● Problem description: Output every entry exactly as given.

Saved data entries
++++++

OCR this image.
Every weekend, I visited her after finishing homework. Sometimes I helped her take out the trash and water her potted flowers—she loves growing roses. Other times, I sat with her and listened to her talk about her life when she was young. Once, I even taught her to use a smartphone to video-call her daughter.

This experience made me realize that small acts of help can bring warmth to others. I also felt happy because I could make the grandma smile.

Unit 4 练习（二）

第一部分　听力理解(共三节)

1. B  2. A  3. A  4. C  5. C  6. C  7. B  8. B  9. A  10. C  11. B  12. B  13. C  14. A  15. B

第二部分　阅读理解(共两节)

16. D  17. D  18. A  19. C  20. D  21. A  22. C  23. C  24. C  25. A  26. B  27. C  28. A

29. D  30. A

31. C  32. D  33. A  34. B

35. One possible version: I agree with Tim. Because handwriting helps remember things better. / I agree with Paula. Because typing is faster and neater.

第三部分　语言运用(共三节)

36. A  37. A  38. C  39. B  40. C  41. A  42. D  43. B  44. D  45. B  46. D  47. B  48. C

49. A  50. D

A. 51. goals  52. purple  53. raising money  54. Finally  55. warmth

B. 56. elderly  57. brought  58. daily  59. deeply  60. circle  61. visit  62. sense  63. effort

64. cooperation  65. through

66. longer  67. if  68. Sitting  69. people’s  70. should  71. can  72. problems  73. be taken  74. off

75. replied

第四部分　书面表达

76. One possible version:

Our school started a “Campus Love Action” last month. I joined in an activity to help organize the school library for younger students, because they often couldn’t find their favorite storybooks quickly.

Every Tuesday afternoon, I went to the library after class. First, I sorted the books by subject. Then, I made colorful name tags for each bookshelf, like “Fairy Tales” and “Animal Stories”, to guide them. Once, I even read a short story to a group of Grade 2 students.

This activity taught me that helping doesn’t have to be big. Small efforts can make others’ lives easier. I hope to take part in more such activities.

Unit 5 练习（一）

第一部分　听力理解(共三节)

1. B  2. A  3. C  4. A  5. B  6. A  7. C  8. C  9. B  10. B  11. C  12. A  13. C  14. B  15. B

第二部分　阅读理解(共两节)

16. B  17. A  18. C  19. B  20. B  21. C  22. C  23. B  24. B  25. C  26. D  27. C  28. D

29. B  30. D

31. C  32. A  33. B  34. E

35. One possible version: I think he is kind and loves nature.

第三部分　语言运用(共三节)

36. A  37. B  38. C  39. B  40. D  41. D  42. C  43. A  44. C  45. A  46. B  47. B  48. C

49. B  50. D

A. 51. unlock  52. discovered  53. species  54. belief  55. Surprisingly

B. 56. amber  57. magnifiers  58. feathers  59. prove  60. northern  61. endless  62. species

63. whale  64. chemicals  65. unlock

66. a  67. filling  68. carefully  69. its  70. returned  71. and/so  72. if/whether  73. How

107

++++++

● Completed task:
OCR this image.
Every weekend, I visited her after finishing homework. Sometimes I helped her take out the trash and water her potted flowers—she loves growing roses. Other times, I sat with her and listened to her talk about her life when she was young. Once, I even taught her to use a smartphone to video-call her daughter.

This experience made me realize that small acts of help can bring warmth to others. I also felt happy because I could make the grandma smile.

Unit 4 练习（二）

第一部分　听力理解(共三节)

1. B  2. A  3. A  4. C  5. C  6. C  7. B  8. B  9. A  10. C  11. B  12. B  13. C  14. A  15. B

第二部分　阅读理解(共两节)

16. D  17. D  18. A  19. C  20. D  21. A  22. C  23. C  24. C  25. A  26. B  27. C  28. A

29. D  30. A

31. C  32. D  33. A  34. B

35. One possible version: I agree with Tim. Because handwriting helps remember things better. / I agree with Paula. Because typing is faster and neater.

第三部分　语言运用(共三节)

36. A  37. A  38. C  39. B  40. C  41. A  42. D  43. B  44. D  45. B  46. D  47. B  48. C

49. A  50. D

A. 51. goals  52. purple  53. raising money  54. Finally  55. warmth

B. 56. elderly  57. brought  58. daily  59. deeply  60. circle  61. visit  62. sense  63. effort

64. cooperation  65. through

66. longer  67. if  68. Sitting  69. people’s  70. should  71. can  72. problems  73. be taken  74. off

75. replied

第四部分　书面表达

76. One possible version:

Our school started a “Campus Love Action” last month. I joined in an activity to help organize the school library for younger students, because they often couldn’t find their favorite storybooks quickly.

Every Tuesday afternoon, I went to the library after class. First, I sorted the books by subject. Then, I made colorful name tags for each bookshelf, like “Fairy Tales” and “Animal Stories”, to guide them. Once, I even read a short story to a group of Grade 2 students.

This activity taught me that helping doesn’t have to be big. Small efforts can make others’ lives easier. I hope to take part in more such activities.

Unit 5 练习（一）

第一部分　听力理解(共三节)

1. B  2. A  3. C  4. A  5. B  6. A  7. C  8. C  9. B  10. B  11. C  12. A  13. C  14. B  15. B

第二部分　阅读理解(共两节)

16. B  17. A  18. C  19. B  20. B  21. C  22. C  23. B  24. B  25. C  26. D  27. C  28. D

29. B  30. D

31. C  32. A  33. B  34. E

35. One possible version: I think he is kind and loves nature.

第三部分　语言运用(共三节)

36. A  37. B  38. C  39. B  40. D  41. D  42. C  43. A  44. C  45. A  46. B  47. B  48. C

49. B  50. D

A. 51. unlock  52. discovered  53. species  54. belief  55. Surprisingly

B. 56. amber  57. magnifiers  58. feathers  59. prove  60. northern  61. endless  62. species

63. whale  64. chemicals  65. unlock

66. a  67. filling  68. carefully  69. its  70. returned  71. and/so  72. if/whether  73. How

107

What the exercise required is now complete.